-- start --

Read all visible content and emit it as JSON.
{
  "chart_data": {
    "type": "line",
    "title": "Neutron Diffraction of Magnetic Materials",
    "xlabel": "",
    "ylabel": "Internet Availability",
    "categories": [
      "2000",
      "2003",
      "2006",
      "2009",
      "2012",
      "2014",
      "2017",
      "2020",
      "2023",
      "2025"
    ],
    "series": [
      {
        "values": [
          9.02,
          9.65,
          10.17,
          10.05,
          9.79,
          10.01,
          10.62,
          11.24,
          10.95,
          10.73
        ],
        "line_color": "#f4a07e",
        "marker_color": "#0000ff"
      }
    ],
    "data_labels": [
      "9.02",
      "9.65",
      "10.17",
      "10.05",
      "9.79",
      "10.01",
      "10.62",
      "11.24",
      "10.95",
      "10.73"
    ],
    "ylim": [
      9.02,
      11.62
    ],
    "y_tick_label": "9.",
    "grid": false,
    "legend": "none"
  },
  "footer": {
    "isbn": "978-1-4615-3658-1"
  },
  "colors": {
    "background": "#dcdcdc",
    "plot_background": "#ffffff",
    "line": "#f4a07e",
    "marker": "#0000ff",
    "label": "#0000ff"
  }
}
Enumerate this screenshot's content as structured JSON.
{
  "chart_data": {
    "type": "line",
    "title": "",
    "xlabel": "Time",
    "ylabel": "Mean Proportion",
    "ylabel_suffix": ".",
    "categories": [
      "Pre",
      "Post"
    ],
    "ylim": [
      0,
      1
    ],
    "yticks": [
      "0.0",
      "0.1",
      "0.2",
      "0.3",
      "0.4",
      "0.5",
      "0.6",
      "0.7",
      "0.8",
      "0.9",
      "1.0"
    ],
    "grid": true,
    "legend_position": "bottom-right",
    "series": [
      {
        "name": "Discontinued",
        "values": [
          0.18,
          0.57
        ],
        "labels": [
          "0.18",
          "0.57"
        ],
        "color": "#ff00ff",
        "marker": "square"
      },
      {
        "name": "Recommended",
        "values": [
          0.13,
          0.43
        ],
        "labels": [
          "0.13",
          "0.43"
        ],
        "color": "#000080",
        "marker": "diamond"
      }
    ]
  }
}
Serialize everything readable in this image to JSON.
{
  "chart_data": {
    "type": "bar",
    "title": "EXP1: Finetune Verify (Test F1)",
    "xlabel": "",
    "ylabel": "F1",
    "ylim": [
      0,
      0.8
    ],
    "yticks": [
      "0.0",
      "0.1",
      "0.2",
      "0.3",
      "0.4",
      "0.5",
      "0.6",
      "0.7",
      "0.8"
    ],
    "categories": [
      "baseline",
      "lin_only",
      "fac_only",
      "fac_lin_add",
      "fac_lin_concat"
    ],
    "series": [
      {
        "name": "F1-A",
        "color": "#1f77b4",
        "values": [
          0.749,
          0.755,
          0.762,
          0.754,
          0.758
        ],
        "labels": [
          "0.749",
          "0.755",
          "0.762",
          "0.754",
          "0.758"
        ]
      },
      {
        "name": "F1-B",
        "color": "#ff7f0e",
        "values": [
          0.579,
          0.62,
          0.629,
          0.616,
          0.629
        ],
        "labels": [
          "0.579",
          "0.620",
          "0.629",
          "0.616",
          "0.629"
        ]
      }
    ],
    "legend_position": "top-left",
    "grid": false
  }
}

-- end --

* DIRECTION:
Show all lines from the data above in which the word "name" appears.

* COMPLETE OUTPUT:
        "name": "Discontinued",
        "name": "Recommended",
        "name": "F1-A",
        "name": "F1-B",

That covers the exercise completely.